_What is required_
Rewrite everything from the first row down to the row containing "legend: 1-комн. кв.", switching "x-tick-label" to "x-axis-tick" and leaving everything else unchanged.

** Start Supplied records **

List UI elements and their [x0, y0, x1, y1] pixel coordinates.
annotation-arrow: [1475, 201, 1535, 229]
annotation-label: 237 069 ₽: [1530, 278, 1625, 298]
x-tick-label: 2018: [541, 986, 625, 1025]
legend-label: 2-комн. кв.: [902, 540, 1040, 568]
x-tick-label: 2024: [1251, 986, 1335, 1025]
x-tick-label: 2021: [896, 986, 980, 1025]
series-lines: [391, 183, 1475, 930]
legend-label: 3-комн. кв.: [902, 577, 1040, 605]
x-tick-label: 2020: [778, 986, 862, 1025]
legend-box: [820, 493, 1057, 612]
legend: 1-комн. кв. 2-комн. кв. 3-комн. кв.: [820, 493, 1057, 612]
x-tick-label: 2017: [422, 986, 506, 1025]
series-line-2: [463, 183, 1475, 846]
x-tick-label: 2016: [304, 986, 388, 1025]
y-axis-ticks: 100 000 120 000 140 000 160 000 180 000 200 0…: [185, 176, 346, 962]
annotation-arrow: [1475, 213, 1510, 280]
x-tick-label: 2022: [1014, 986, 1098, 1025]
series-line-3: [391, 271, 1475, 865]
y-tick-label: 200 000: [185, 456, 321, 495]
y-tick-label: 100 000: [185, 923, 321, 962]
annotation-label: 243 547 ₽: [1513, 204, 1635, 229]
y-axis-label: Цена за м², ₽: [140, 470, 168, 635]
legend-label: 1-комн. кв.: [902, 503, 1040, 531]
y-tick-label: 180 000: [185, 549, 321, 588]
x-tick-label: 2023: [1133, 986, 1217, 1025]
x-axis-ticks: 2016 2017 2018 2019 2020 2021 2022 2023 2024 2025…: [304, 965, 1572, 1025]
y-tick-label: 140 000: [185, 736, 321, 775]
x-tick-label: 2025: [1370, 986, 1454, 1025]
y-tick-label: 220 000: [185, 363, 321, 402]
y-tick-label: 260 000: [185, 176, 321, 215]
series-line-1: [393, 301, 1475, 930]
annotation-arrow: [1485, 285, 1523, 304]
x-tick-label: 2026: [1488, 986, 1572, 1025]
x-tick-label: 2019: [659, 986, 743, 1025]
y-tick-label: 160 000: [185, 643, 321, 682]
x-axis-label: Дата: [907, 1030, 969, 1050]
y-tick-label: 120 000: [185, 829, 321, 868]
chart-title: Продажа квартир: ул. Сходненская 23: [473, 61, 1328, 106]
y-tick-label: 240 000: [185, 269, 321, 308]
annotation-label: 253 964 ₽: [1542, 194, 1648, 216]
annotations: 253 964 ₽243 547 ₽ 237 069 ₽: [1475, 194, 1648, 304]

** End Supplied records **

_Response for this exercise_
List UI elements and their [x0, y0, x1, y1] pixel coordinates.
annotation-arrow: [1475, 201, 1535, 229]
annotation-label: 237 069 ₽: [1530, 278, 1625, 298]
x-axis-tick: 2018: [541, 986, 625, 1025]
legend-label: 2-комн. кв.: [902, 540, 1040, 568]
x-axis-tick: 2024: [1251, 986, 1335, 1025]
x-axis-tick: 2021: [896, 986, 980, 1025]
series-lines: [391, 183, 1475, 930]
legend-label: 3-комн. кв.: [902, 577, 1040, 605]
x-axis-tick: 2020: [778, 986, 862, 1025]
legend-box: [820, 493, 1057, 612]
legend: 1-комн. кв. 2-комн. кв. 3-комн. кв.: [820, 493, 1057, 612]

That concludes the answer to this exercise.